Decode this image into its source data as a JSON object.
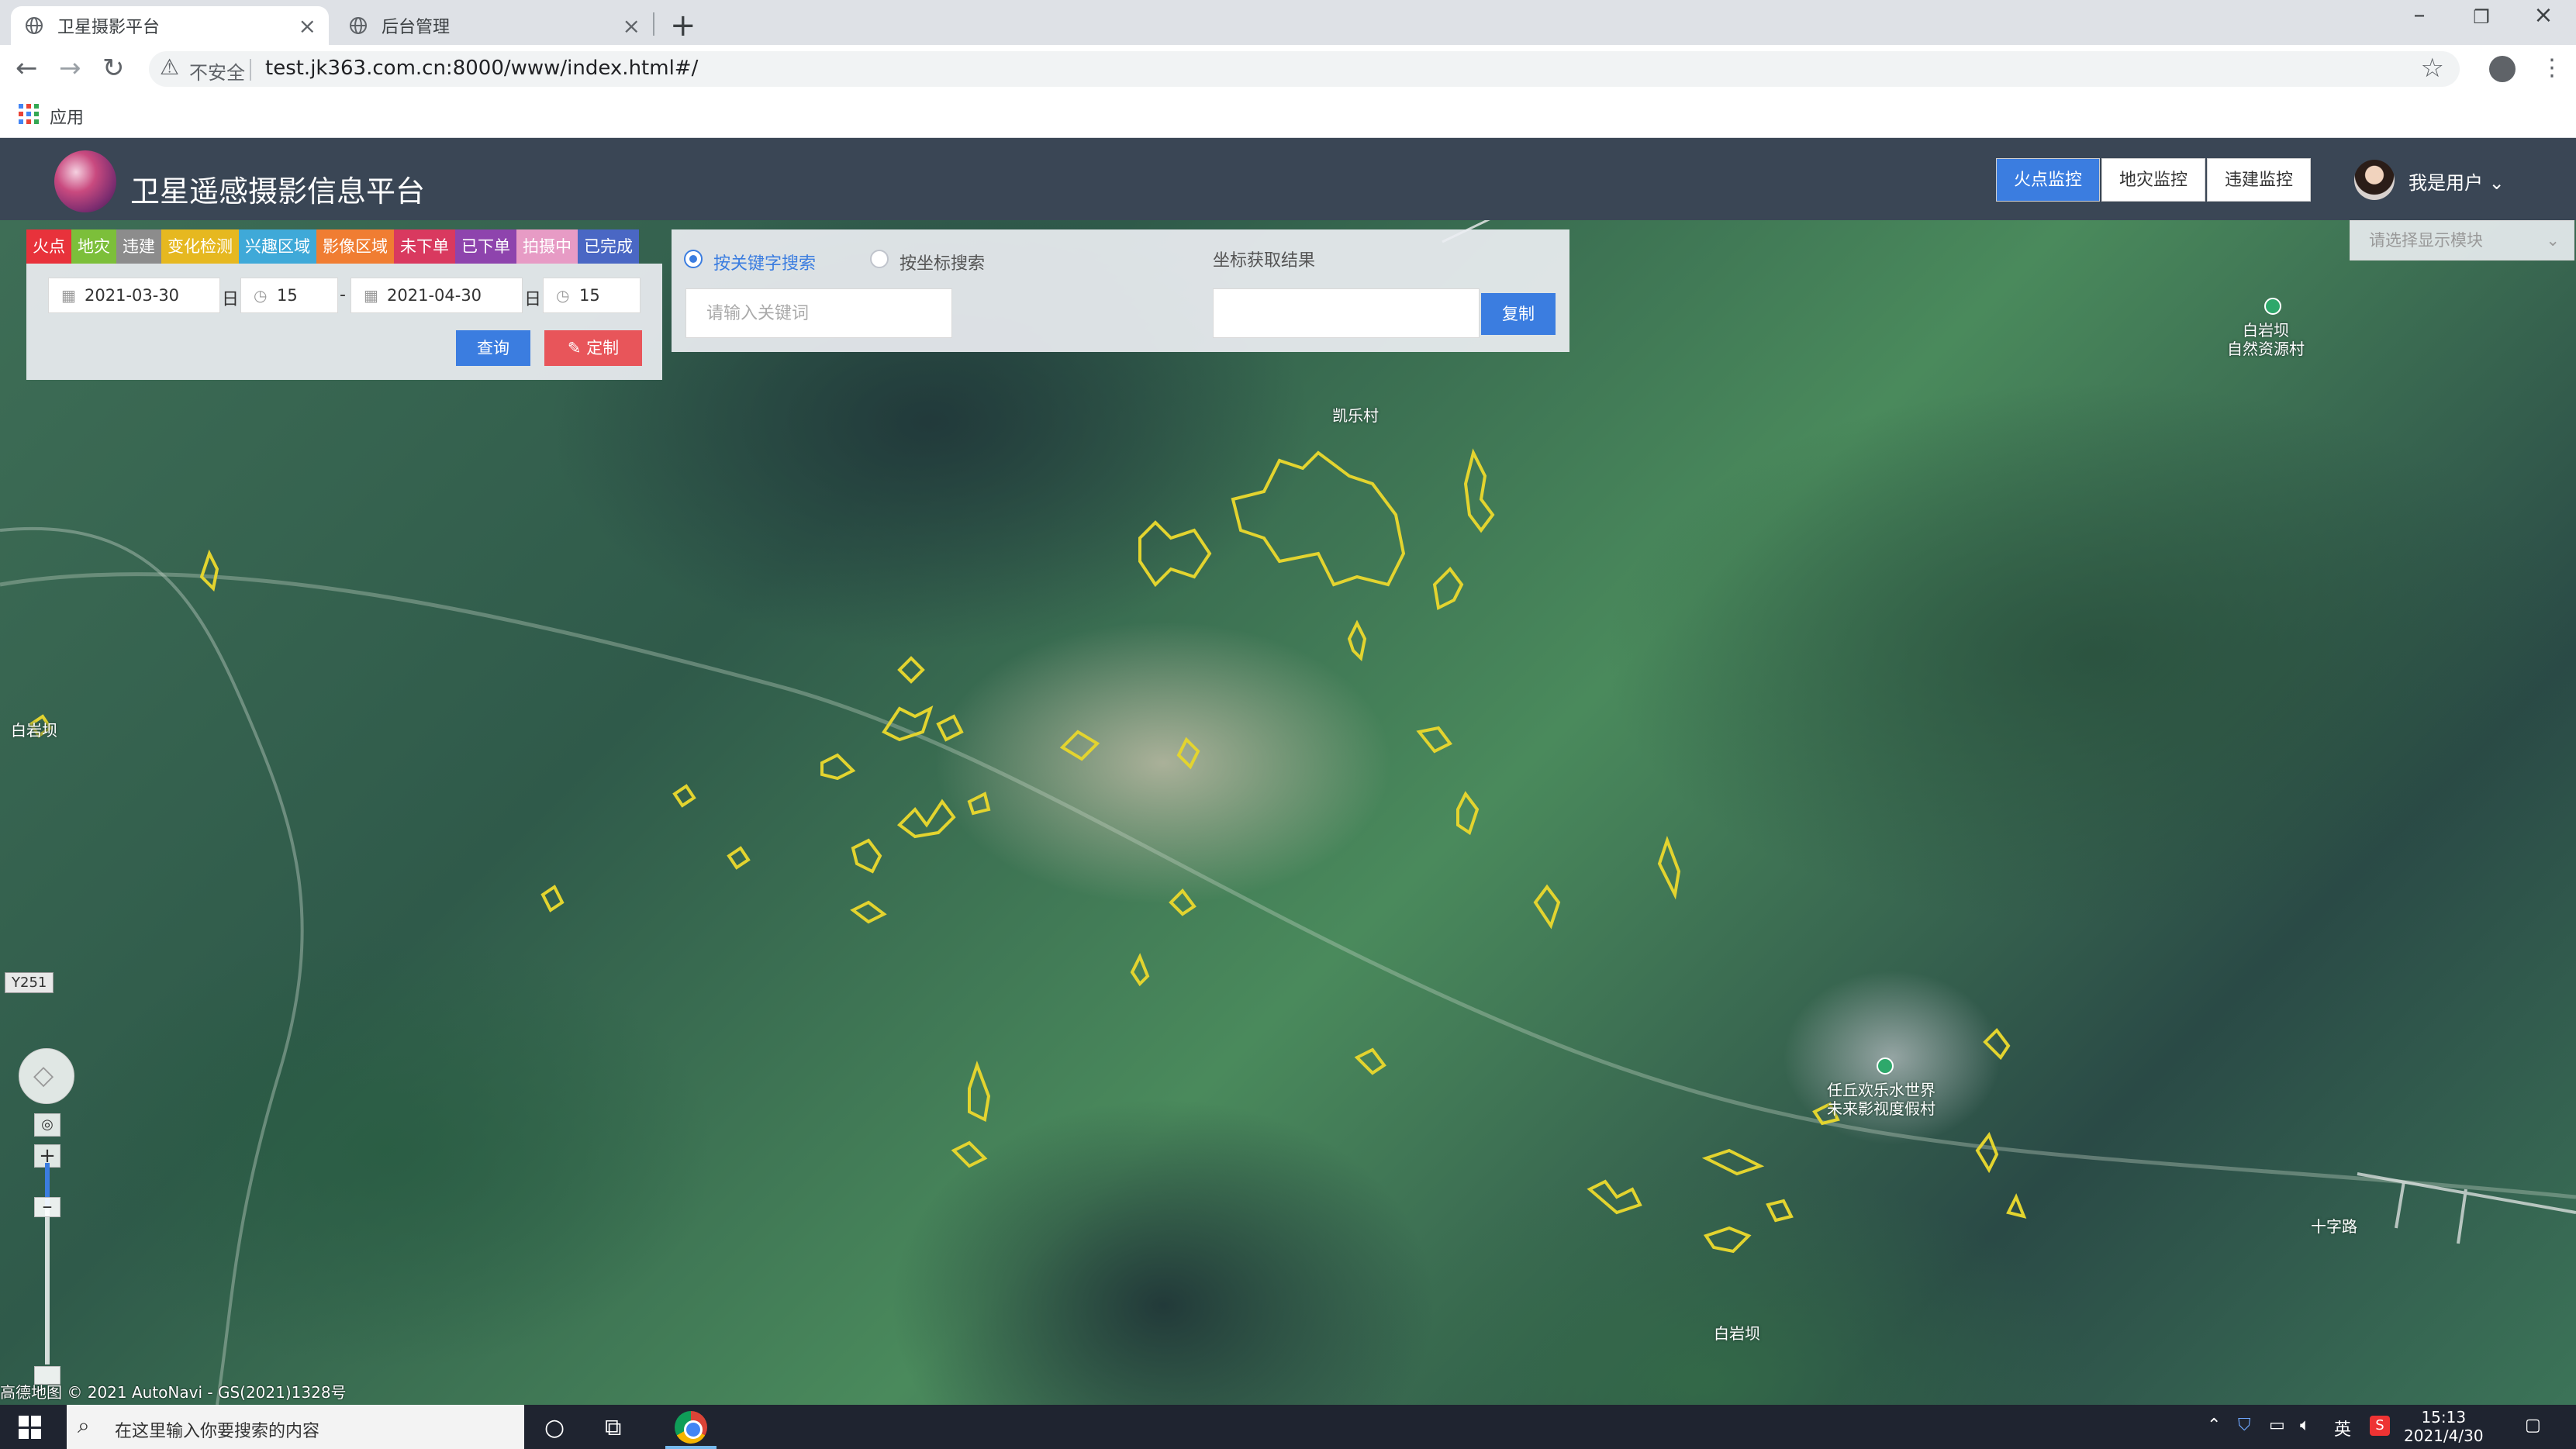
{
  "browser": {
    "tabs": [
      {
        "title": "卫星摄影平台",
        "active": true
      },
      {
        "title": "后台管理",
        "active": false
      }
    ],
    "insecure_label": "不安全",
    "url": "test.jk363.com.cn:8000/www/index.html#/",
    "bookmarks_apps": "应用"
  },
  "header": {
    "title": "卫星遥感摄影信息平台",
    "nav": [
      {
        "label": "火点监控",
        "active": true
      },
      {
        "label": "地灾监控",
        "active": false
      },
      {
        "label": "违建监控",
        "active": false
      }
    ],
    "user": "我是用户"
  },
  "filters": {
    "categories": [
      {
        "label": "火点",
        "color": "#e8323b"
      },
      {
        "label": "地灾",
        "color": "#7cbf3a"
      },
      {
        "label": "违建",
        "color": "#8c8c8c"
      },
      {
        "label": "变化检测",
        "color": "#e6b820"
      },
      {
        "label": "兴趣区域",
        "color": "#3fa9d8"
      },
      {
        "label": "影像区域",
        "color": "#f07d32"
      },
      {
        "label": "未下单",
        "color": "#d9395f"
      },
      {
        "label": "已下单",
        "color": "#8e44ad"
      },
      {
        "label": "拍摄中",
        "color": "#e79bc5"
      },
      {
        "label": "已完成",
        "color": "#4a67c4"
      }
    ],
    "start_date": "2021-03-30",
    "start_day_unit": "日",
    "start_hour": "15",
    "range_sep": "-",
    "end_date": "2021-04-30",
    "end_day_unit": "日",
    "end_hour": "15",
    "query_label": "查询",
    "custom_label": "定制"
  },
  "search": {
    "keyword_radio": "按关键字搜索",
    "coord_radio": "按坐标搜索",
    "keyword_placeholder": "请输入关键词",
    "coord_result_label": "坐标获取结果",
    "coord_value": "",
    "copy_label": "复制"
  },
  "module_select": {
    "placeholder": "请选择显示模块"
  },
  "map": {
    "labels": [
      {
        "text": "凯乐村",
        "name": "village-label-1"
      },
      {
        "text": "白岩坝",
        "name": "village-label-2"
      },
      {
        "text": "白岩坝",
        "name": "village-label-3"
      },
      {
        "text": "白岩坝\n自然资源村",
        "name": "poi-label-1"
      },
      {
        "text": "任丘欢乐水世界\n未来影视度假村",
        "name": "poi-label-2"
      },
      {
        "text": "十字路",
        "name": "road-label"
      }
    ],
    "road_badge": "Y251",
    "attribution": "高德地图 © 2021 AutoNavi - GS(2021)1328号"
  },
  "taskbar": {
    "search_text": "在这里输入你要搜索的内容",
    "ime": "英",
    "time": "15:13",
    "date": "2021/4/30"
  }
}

#####

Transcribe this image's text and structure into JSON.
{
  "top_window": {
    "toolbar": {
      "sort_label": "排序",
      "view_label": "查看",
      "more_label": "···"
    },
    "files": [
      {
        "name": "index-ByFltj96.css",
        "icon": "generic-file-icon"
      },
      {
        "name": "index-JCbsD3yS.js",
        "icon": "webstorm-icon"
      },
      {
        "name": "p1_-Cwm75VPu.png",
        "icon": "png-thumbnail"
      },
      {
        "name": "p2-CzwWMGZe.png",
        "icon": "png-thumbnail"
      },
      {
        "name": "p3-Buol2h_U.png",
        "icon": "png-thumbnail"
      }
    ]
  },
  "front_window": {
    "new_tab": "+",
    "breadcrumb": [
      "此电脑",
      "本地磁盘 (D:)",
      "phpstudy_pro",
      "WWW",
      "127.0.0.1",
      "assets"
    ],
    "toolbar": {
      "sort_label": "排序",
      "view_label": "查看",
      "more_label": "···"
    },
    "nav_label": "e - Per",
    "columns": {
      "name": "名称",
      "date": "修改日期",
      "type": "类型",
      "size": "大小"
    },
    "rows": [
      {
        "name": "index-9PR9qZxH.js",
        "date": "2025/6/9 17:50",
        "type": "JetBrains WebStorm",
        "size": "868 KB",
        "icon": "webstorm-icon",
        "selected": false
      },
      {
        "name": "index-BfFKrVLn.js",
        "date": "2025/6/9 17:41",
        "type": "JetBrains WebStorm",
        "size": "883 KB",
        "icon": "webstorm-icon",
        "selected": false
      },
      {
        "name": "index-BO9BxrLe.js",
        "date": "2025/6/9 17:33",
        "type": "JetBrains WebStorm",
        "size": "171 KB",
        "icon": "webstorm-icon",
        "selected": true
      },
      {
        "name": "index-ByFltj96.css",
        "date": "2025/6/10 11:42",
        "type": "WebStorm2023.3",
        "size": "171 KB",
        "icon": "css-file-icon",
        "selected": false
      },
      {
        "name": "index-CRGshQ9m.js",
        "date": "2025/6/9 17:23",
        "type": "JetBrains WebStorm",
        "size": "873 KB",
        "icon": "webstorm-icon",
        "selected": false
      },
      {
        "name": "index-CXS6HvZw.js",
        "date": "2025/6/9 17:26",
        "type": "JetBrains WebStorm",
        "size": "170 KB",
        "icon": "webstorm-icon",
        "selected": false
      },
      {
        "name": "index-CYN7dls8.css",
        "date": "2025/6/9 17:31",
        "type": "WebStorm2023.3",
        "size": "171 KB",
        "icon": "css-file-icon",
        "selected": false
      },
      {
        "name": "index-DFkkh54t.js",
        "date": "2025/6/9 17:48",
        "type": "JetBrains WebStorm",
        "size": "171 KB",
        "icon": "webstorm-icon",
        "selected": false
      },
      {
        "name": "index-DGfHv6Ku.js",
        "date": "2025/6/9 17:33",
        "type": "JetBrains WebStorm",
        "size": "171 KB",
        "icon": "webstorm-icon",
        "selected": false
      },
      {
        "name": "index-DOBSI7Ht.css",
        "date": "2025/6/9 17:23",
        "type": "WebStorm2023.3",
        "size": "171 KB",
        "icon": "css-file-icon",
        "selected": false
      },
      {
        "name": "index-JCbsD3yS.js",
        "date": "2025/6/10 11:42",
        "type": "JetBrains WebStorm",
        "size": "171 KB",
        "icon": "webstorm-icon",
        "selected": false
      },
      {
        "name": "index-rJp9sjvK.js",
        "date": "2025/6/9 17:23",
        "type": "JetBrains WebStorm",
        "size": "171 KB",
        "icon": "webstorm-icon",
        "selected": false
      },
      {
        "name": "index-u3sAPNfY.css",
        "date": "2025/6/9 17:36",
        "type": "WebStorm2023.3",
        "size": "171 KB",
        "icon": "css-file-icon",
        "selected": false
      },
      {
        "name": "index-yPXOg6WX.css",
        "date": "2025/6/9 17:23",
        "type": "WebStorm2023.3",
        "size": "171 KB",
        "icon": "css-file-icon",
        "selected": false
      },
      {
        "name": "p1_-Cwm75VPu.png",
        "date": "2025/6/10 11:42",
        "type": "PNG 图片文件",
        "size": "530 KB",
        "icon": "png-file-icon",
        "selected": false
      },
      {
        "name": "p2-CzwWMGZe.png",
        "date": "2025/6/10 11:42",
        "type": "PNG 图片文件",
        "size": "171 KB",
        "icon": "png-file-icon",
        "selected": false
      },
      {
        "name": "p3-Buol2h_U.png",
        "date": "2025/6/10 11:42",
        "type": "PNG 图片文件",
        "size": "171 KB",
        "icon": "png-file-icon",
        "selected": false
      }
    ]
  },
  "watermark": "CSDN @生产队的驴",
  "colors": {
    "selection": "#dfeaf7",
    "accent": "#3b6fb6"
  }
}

#####

Return each line with "this".

Decode this image into its source data as a JSON object.
Transcribe this image's text and structure into JSON.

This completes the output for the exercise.